** WHAT YOU WILL DO **
Quote, without change, all of the lines that follow.

** LISTING **
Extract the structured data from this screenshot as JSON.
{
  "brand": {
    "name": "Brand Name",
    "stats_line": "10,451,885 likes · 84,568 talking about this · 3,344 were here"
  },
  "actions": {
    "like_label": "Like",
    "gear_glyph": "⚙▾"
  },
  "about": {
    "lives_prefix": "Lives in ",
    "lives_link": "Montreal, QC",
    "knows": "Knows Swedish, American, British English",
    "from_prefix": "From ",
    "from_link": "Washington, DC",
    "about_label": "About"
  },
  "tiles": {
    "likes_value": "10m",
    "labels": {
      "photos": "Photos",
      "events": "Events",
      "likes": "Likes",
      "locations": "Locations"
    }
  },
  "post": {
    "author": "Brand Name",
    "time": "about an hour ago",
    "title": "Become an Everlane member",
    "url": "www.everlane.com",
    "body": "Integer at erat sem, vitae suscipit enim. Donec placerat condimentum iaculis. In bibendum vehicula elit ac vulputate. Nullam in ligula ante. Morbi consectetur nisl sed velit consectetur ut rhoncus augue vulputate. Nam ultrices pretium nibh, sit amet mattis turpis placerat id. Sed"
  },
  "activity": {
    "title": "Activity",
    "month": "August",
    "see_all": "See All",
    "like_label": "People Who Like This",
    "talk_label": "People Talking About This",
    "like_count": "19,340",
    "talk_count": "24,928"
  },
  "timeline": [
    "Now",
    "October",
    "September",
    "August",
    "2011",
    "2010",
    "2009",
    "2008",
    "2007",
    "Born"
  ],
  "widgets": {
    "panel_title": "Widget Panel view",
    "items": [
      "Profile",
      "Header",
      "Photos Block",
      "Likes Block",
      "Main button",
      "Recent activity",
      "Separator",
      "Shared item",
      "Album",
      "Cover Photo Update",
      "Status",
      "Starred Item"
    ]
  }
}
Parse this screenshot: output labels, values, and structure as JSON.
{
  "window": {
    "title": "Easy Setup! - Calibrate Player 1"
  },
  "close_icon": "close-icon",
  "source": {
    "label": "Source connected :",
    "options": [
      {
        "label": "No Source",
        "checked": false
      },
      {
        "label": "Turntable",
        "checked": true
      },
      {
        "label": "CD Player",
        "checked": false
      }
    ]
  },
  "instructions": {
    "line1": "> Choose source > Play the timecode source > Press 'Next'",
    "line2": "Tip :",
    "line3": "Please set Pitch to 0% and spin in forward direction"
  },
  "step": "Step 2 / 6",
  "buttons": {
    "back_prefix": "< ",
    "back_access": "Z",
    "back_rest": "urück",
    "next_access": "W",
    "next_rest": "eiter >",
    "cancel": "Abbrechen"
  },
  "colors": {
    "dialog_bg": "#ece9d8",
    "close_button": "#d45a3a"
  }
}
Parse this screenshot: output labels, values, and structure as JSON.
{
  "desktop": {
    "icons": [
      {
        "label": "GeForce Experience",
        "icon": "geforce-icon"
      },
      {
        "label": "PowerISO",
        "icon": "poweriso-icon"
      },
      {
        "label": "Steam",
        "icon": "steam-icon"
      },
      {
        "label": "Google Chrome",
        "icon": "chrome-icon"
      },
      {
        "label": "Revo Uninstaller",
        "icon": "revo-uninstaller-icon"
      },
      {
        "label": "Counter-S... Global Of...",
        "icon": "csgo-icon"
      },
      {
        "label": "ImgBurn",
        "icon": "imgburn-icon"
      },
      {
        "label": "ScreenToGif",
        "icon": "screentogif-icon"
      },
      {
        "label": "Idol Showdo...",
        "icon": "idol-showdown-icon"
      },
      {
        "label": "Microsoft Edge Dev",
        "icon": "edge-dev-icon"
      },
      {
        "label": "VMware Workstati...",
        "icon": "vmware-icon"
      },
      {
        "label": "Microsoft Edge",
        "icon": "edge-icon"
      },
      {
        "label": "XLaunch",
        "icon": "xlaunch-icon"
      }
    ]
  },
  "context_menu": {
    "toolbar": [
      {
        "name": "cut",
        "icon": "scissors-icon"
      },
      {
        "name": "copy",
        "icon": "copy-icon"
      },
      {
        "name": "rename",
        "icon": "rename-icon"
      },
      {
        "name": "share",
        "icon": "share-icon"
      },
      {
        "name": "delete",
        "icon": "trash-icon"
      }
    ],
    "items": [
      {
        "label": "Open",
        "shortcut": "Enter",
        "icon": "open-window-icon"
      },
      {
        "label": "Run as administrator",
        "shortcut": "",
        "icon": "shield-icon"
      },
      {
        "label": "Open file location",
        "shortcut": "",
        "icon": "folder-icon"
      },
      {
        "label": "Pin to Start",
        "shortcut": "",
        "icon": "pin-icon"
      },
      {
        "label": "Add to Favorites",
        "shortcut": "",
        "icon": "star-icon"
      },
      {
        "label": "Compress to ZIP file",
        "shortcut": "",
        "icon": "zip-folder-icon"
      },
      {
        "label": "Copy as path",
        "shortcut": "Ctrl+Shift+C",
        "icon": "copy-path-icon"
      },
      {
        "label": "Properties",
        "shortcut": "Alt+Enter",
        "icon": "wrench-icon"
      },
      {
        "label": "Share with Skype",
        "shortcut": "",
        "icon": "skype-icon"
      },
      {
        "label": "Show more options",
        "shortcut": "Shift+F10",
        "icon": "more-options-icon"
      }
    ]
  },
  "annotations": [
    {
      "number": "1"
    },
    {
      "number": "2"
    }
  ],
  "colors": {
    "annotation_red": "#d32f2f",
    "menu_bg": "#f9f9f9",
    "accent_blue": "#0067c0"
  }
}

** ANSWER FOR THE TASK **
Extract the structured data from this screenshot as JSON.
{
  "brand": {
    "name": "Brand Name",
    "stats_line": "10,451,885 likes · 84,568 talking about this · 3,344 were here"
  },
  "actions": {
    "like_label": "Like",
    "gear_glyph": "⚙▾"
  },
  "about": {
    "lives_prefix": "Lives in ",
    "lives_link": "Montreal, QC",
    "knows": "Knows Swedish, American, British English",
    "from_prefix": "From ",
    "from_link": "Washington, DC",
    "about_label": "About"
  },
  "tiles": {
    "likes_value": "10m",
    "labels": {
      "photos": "Photos",
      "events": "Events",
      "likes": "Likes",
      "locations": "Locations"
    }
  },
  "post": {
    "author": "Brand Name",
    "time": "about an hour ago",
    "title": "Become an Everlane member",
    "url": "www.everlane.com",
    "body": "Integer at erat sem, vitae suscipit enim. Donec placerat condimentum iaculis. In bibendum vehicula elit ac vulputate. Nullam in ligula ante. Morbi consectetur nisl sed velit consectetur ut rhoncus augue vulputate. Nam ultrices pretium nibh, sit amet mattis turpis placerat id. Sed"
  },
  "activity": {
    "title": "Activity",
    "month": "August",
    "see_all": "See All",
    "like_label": "People Who Like This",
    "talk_label": "People Talking About This",
    "like_count": "19,340",
    "talk_count": "24,928"
  },
  "timeline": [
    "Now",
    "October",
    "September",
    "August",
    "2011",
    "2010",
    "2009",
    "2008",
    "2007",
    "Born"
  ],
  "widgets": {
    "panel_title": "Widget Panel view",
    "items": [
      "Profile",
      "Header",
      "Photos Block",
      "Likes Block",
      "Main button",
      "Recent activity",
      "Separator",
      "Shared item",
      "Album",
      "Cover Photo Update",
      "Status",
      "Starred Item"
    ]
  }
}
Parse this screenshot: output labels, values, and structure as JSON.
{
  "window": {
    "title": "Easy Setup! - Calibrate Player 1"
  },
  "close_icon": "close-icon",
  "source": {
    "label": "Source connected :",
    "options": [
      {
        "label": "No Source",
        "checked": false
      },
      {
        "label": "Turntable",
        "checked": true
      },
      {
        "label": "CD Player",
        "checked": false
      }
    ]
  },
  "instructions": {
    "line1": "> Choose source > Play the timecode source > Press 'Next'",
    "line2": "Tip :",
    "line3": "Please set Pitch to 0% and spin in forward direction"
  },
  "step": "Step 2 / 6",
  "buttons": {
    "back_prefix": "< ",
    "back_access": "Z",
    "back_rest": "urück",
    "next_access": "W",
    "next_rest": "eiter >",
    "cancel": "Abbrechen"
  },
  "colors": {
    "dialog_bg": "#ece9d8",
    "close_button": "#d45a3a"
  }
}
Parse this screenshot: output labels, values, and structure as JSON.
{
  "desktop": {
    "icons": [
      {
        "label": "GeForce Experience",
        "icon": "geforce-icon"
      },
      {
        "label": "PowerISO",
        "icon": "poweriso-icon"
      },
      {
        "label": "Steam",
        "icon": "steam-icon"
      },
      {
        "label": "Google Chrome",
        "icon": "chrome-icon"
      },
      {
        "label": "Revo Uninstaller",
        "icon": "revo-uninstaller-icon"
      },
      {
        "label": "Counter-S... Global Of...",
        "icon": "csgo-icon"
      },
      {
        "label": "ImgBurn",
        "icon": "imgburn-icon"
      },
      {
        "label": "ScreenToGif",
        "icon": "screentogif-icon"
      },
      {
        "label": "Idol Showdo...",
        "icon": "idol-showdown-icon"
      },
      {
        "label": "Microsoft Edge Dev",
        "icon": "edge-dev-icon"
      },
      {
        "label": "VMware Workstati...",
        "icon": "vmware-icon"
      },
      {
        "label": "Microsoft Edge",
        "icon": "edge-icon"
      },
      {
        "label": "XLaunch",
        "icon": "xlaunch-icon"
      }
    ]
  },
  "context_menu": {
    "toolbar": [
      {
        "name": "cut",
        "icon": "scissors-icon"
      },
      {
        "name": "copy",
        "icon": "copy-icon"
      },
      {
        "name": "rename",
        "icon": "rename-icon"
      },
      {
        "name": "share",
        "icon": "share-icon"
      },
      {
        "name": "delete",
        "icon": "trash-icon"
      }
    ],
    "items": [
      {
        "label": "Open",
        "shortcut": "Enter",
        "icon": "open-window-icon"
      },
      {
        "label": "Run as administrator",
        "shortcut": "",
        "icon": "shield-icon"
      },
      {
        "label": "Open file location",
        "shortcut": "",
        "icon": "folder-icon"
      },
      {
        "label": "Pin to Start",
        "shortcut": "",
        "icon": "pin-icon"
      },
      {
        "label": "Add to Favorites",
        "shortcut": "",
        "icon": "star-icon"
      },
      {
        "label": "Compress to ZIP file",
        "shortcut": "",
        "icon": "zip-folder-icon"
      },
      {
        "label": "Copy as path",
        "shortcut": "Ctrl+Shift+C",
        "icon": "copy-path-icon"
      },
      {
        "label": "Properties",
        "shortcut": "Alt+Enter",
        "icon": "wrench-icon"
      },
      {
        "label": "Share with Skype",
        "shortcut": "",
        "icon": "skype-icon"
      },
      {
        "label": "Show more options",
        "shortcut": "Shift+F10",
        "icon": "more-options-icon"
      }
    ]
  },
  "annotations": [
    {
      "number": "1"
    },
    {
      "number": "2"
    }
  ],
  "colors": {
    "annotation_red": "#d32f2f",
    "menu_bg": "#f9f9f9",
    "accent_blue": "#0067c0"
  }
}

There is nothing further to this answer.